— Begin Recorded data —
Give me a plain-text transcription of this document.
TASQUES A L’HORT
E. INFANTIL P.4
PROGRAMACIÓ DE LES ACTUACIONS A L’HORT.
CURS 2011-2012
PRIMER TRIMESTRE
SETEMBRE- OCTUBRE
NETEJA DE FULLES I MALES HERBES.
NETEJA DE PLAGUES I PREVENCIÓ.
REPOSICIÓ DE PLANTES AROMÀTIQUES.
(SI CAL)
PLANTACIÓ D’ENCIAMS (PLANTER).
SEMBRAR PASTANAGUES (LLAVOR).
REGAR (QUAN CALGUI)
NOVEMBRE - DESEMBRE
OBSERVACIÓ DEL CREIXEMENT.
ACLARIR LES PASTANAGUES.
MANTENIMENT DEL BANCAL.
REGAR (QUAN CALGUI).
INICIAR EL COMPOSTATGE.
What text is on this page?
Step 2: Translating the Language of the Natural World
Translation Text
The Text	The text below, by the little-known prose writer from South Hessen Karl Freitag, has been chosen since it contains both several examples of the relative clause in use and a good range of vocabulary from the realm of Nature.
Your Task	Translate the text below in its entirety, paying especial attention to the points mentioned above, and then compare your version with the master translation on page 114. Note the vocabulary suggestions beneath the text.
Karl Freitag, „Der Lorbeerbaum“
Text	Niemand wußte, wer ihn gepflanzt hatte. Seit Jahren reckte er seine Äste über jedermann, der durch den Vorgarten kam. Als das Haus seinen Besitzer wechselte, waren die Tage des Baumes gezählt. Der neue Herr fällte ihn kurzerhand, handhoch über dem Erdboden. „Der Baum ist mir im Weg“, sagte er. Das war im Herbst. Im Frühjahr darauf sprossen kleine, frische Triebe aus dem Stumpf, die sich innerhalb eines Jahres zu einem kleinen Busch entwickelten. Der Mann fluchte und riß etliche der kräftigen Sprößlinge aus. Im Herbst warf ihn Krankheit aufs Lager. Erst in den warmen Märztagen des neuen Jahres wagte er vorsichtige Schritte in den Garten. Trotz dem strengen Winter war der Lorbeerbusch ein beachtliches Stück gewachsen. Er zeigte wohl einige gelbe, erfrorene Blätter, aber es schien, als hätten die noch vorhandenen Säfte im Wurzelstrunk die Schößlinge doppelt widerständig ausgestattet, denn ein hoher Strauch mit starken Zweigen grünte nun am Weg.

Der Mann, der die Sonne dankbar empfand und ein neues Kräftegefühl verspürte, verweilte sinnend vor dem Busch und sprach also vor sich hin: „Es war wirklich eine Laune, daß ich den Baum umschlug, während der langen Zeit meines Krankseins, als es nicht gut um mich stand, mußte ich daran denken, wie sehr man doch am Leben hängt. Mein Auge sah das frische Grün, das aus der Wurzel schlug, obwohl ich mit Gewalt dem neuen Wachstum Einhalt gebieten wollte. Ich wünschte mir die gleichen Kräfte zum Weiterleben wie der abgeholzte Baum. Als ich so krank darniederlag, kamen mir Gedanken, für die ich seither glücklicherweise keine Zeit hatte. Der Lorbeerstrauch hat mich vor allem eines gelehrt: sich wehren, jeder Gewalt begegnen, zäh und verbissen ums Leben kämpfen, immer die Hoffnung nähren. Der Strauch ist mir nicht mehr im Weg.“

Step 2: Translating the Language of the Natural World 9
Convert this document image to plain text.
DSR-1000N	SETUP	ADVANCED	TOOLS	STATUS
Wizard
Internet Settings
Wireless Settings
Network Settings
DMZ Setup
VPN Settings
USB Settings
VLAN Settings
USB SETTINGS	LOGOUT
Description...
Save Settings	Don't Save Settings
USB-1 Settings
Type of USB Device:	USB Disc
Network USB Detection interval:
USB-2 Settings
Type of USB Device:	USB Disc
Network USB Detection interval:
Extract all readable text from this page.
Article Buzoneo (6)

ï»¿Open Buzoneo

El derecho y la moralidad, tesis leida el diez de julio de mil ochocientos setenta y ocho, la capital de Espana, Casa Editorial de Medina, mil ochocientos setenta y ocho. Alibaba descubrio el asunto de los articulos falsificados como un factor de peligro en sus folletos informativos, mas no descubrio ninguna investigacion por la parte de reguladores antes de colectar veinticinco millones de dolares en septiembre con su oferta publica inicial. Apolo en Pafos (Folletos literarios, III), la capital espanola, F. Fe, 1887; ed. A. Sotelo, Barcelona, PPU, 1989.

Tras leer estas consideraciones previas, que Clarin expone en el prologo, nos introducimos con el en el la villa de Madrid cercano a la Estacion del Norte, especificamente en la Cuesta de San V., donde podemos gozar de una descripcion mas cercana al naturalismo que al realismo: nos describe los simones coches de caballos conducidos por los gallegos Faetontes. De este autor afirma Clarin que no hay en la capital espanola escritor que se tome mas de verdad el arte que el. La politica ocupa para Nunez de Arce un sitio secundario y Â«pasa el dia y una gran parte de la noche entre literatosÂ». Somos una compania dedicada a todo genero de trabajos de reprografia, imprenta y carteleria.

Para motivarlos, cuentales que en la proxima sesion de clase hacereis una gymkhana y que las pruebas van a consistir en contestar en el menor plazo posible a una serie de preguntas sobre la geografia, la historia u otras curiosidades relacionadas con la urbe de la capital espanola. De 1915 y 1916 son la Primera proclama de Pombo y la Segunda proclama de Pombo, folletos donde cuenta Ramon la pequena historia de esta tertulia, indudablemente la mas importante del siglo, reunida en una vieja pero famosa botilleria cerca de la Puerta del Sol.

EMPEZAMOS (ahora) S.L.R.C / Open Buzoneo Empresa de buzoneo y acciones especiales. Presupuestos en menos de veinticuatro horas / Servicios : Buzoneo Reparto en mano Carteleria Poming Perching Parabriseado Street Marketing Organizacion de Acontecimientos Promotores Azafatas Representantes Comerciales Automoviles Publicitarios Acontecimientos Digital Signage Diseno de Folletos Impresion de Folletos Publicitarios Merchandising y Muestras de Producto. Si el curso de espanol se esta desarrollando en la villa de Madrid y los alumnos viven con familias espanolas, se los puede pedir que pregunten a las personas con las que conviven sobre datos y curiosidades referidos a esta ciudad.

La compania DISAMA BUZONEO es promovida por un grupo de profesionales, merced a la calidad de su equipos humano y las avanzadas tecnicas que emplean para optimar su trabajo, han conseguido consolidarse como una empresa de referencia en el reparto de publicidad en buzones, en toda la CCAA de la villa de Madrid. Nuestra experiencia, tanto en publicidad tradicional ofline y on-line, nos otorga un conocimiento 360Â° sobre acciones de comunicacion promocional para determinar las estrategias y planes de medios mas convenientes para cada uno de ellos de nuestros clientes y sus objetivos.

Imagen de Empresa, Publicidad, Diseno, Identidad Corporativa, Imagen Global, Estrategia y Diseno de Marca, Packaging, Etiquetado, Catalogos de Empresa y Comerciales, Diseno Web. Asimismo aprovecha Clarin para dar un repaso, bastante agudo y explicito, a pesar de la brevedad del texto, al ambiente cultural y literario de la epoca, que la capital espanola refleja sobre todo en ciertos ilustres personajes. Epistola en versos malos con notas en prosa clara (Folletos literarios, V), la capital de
— End Recorded data —
[The problem] Exactly reproduce every record.

[The solution]
Give me a plain-text transcription of this document.
TASQUES A L’HORT
E. INFANTIL P.4
PROGRAMACIÓ DE LES ACTUACIONS A L’HORT.
CURS 2011-2012
PRIMER TRIMESTRE
SETEMBRE- OCTUBRE
NETEJA DE FULLES I MALES HERBES.
NETEJA DE PLAGUES I PREVENCIÓ.
REPOSICIÓ DE PLANTES AROMÀTIQUES.
(SI CAL)
PLANTACIÓ D’ENCIAMS (PLANTER).
SEMBRAR PASTANAGUES (LLAVOR).
REGAR (QUAN CALGUI)
NOVEMBRE - DESEMBRE
OBSERVACIÓ DEL CREIXEMENT.
ACLARIR LES PASTANAGUES.
MANTENIMENT DEL BANCAL.
REGAR (QUAN CALGUI).
INICIAR EL COMPOSTATGE.
What text is on this page?
Step 2: Translating the Language of the Natural World
Translation Text
The Text	The text below, by the little-known prose writer from South Hessen Karl Freitag, has been chosen since it contains both several examples of the relative clause in use and a good range of vocabulary from the realm of Nature.
Your Task	Translate the text below in its entirety, paying especial attention to the points mentioned above, and then compare your version with the master translation on page 114. Note the vocabulary suggestions beneath the text.
Karl Freitag, „Der Lorbeerbaum“
Text	Niemand wußte, wer ihn gepflanzt hatte. Seit Jahren reckte er seine Äste über jedermann, der durch den Vorgarten kam. Als das Haus seinen Besitzer wechselte, waren die Tage des Baumes gezählt. Der neue Herr fällte ihn kurzerhand, handhoch über dem Erdboden. „Der Baum ist mir im Weg“, sagte er. Das war im Herbst. Im Frühjahr darauf sprossen kleine, frische Triebe aus dem Stumpf, die sich innerhalb eines Jahres zu einem kleinen Busch entwickelten. Der Mann fluchte und riß etliche der kräftigen Sprößlinge aus. Im Herbst warf ihn Krankheit aufs Lager. Erst in den warmen Märztagen des neuen Jahres wagte er vorsichtige Schritte in den Garten. Trotz dem strengen Winter war der Lorbeerbusch ein beachtliches Stück gewachsen. Er zeigte wohl einige gelbe, erfrorene Blätter, aber es schien, als hätten die noch vorhandenen Säfte im Wurzelstrunk die Schößlinge doppelt widerständig ausgestattet, denn ein hoher Strauch mit starken Zweigen grünte nun am Weg.

Der Mann, der die Sonne dankbar empfand und ein neues Kräftegefühl verspürte, verweilte sinnend vor dem Busch und sprach also vor sich hin: „Es war wirklich eine Laune, daß ich den Baum umschlug, während der langen Zeit meines Krankseins, als es nicht gut um mich stand, mußte ich daran denken, wie sehr man doch am Leben hängt. Mein Auge sah das frische Grün, das aus der Wurzel schlug, obwohl ich mit Gewalt dem neuen Wachstum Einhalt gebieten wollte. Ich wünschte mir die gleichen Kräfte zum Weiterleben wie der abgeholzte Baum. Als ich so krank darniederlag, kamen mir Gedanken, für die ich seither glücklicherweise keine Zeit hatte. Der Lorbeerstrauch hat mich vor allem eines gelehrt: sich wehren, jeder Gewalt begegnen, zäh und verbissen ums Leben kämpfen, immer die Hoffnung nähren. Der Strauch ist mir nicht mehr im Weg.“

Step 2: Translating the Language of the Natural World 9
Convert this document image to plain text.
DSR-1000N	SETUP	ADVANCED	TOOLS	STATUS
Wizard
Internet Settings
Wireless Settings
Network Settings
DMZ Setup
VPN Settings
USB Settings
VLAN Settings
USB SETTINGS	LOGOUT
Description...
Save Settings	Don't Save Settings
USB-1 Settings
Type of USB Device:	USB Disc
Network USB Detection interval:
USB-2 Settings
Type of USB Device:	USB Disc
Network USB Detection interval:
Extract all readable text from this page.
Article Buzoneo (6)

ï»¿Open Buzoneo

El derecho y la moralidad, tesis leida el diez de julio de mil ochocientos setenta y ocho, la capital de Espana, Casa Editorial de Medina, mil ochocientos setenta y ocho. Alibaba descubrio el asunto de los articulos falsificados como un factor de peligro en sus folletos informativos, mas no descubrio ninguna investigacion por la parte de reguladores antes de colectar veinticinco millones de dolares en septiembre con su oferta publica inicial. Apolo en Pafos (Folletos literarios, III), la capital espanola, F. Fe, 1887; ed. A. Sotelo, Barcelona, PPU, 1989.

Tras leer estas consideraciones previas, que Clarin expone en el prologo, nos introducimos con el en el la villa de Madrid cercano a la Estacion del Norte, especificamente en la Cuesta de San V., donde podemos gozar de una descripcion mas cercana al naturalismo que al realismo: nos describe los simones coches de caballos conducidos por los gallegos Faetontes. De este autor afirma Clarin que no hay en la capital espanola escritor que se tome mas de verdad el arte que el. La politica ocupa para Nunez de Arce un sitio secundario y Â«pasa el dia y una gran parte de la noche entre literatosÂ». Somos una compania dedicada a todo genero de trabajos de reprografia, imprenta y carteleria.

Para motivarlos, cuentales que en la proxima sesion de clase hacereis una gymkhana y que las pruebas van a consistir en contestar en el menor plazo posible a una serie de preguntas sobre la geografia, la historia u otras curiosidades relacionadas con la urbe de la capital espanola. De 1915 y 1916 son la Primera proclama de Pombo y la Segunda proclama de Pombo, folletos donde cuenta Ramon la pequena historia de esta tertulia, indudablemente la mas importante del siglo, reunida en una vieja pero famosa botilleria cerca de la Puerta del Sol.

EMPEZAMOS (ahora) S.L.R.C / Open Buzoneo Empresa de buzoneo y acciones especiales. Presupuestos en menos de veinticuatro horas / Servicios : Buzoneo Reparto en mano Carteleria Poming Perching Parabriseado Street Marketing Organizacion de Acontecimientos Promotores Azafatas Representantes Comerciales Automoviles Publicitarios Acontecimientos Digital Signage Diseno de Folletos Impresion de Folletos Publicitarios Merchandising y Muestras de Producto. Si el curso de espanol se esta desarrollando en la villa de Madrid y los alumnos viven con familias espanolas, se los puede pedir que pregunten a las personas con las que conviven sobre datos y curiosidades referidos a esta ciudad.

La compania DISAMA BUZONEO es promovida por un grupo de profesionales, merced a la calidad de su equipos humano y las avanzadas tecnicas que emplean para optimar su trabajo, han conseguido consolidarse como una empresa de referencia en el reparto de publicidad en buzones, en toda la CCAA de la villa de Madrid. Nuestra experiencia, tanto en publicidad tradicional ofline y on-line, nos otorga un conocimiento 360Â° sobre acciones de comunicacion promocional para determinar las estrategias y planes de medios mas convenientes para cada uno de ellos de nuestros clientes y sus objetivos.

Imagen de Empresa, Publicidad, Diseno, Identidad Corporativa, Imagen Global, Estrategia y Diseno de Marca, Packaging, Etiquetado, Catalogos de Empresa y Comerciales, Diseno Web. Asimismo aprovecha Clarin para dar un repaso, bastante agudo y explicito, a pesar de la brevedad del texto, al ambiente cultural y literario de la epoca, que la capital espanola refleja sobre todo en ciertos ilustres personajes. Epistola en versos malos con notas en prosa clara (Folletos literarios, V), la capital de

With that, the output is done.